Data records
## start
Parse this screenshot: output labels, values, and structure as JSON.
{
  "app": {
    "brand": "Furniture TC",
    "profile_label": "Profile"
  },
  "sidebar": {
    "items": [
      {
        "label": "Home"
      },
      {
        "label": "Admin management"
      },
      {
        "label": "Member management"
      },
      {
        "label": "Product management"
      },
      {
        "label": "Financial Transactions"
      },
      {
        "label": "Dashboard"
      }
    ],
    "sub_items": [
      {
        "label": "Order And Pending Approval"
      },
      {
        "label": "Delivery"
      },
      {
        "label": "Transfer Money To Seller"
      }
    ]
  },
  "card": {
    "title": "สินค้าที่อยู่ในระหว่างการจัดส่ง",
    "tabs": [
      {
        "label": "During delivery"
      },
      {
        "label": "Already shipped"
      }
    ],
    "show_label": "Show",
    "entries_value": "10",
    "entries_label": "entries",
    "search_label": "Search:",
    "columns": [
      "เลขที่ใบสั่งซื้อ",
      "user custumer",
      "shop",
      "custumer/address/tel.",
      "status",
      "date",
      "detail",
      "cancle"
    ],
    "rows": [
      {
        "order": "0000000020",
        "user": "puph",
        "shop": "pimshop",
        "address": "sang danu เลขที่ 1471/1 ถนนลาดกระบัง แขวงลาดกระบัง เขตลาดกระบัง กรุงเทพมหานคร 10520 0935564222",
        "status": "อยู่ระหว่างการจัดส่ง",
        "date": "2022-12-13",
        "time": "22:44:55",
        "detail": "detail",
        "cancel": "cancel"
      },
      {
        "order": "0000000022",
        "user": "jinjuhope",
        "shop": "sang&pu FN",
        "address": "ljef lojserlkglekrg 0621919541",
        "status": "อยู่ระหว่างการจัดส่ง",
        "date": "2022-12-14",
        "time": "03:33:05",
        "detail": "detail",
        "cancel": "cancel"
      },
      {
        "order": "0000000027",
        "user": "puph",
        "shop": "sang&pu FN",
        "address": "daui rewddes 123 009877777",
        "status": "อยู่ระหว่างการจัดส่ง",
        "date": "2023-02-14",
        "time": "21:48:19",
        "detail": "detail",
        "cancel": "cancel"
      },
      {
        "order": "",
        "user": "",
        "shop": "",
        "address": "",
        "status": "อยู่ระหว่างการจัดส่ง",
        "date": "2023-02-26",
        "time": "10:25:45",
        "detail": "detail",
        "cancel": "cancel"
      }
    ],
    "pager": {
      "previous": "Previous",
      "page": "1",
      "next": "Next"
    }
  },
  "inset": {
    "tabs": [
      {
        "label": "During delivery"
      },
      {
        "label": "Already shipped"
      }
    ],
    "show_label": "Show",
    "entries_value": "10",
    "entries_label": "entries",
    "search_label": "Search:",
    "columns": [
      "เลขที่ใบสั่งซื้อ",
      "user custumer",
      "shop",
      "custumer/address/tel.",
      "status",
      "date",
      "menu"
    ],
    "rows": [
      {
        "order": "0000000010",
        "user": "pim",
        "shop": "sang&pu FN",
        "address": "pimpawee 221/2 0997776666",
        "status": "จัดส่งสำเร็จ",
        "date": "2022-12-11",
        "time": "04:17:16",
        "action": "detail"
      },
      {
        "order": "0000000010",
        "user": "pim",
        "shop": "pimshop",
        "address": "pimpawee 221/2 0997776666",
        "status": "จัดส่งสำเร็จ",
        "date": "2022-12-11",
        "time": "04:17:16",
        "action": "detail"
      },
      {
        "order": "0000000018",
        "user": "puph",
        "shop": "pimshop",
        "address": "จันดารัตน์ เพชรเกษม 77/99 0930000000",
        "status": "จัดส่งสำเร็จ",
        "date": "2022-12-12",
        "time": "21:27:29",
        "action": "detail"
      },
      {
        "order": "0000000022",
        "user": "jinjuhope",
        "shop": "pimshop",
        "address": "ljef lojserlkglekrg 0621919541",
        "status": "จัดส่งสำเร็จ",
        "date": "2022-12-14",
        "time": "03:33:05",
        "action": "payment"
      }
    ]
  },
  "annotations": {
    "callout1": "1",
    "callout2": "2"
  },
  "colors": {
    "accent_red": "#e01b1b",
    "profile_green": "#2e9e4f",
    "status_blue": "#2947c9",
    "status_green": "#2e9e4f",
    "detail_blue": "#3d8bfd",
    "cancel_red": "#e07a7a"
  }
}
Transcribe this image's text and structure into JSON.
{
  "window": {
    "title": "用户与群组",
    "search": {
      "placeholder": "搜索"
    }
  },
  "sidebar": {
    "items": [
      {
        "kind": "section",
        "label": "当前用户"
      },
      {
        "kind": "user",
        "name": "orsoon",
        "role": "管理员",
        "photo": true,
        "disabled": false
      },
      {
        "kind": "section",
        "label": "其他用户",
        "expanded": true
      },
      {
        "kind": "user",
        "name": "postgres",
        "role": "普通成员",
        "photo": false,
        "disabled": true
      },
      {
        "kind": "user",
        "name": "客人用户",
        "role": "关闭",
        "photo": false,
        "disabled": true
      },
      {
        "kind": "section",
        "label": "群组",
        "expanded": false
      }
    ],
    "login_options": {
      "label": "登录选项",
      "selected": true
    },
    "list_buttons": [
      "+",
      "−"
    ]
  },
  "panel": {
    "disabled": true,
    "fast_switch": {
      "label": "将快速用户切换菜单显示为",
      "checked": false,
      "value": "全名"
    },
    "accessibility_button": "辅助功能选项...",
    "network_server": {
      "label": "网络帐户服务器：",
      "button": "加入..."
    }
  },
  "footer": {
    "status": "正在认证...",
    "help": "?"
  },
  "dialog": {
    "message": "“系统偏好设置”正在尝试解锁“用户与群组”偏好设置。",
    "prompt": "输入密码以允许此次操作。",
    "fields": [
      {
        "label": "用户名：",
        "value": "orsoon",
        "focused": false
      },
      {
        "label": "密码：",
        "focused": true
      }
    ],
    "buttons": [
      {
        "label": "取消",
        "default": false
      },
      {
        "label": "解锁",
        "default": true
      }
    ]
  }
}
## end
Select every line in the records above that contains the word "false".

        "disabled": false
        "photo": false,
        "photo": false,
        "expanded": false
      "checked": false,
        "focused": false
        "default": false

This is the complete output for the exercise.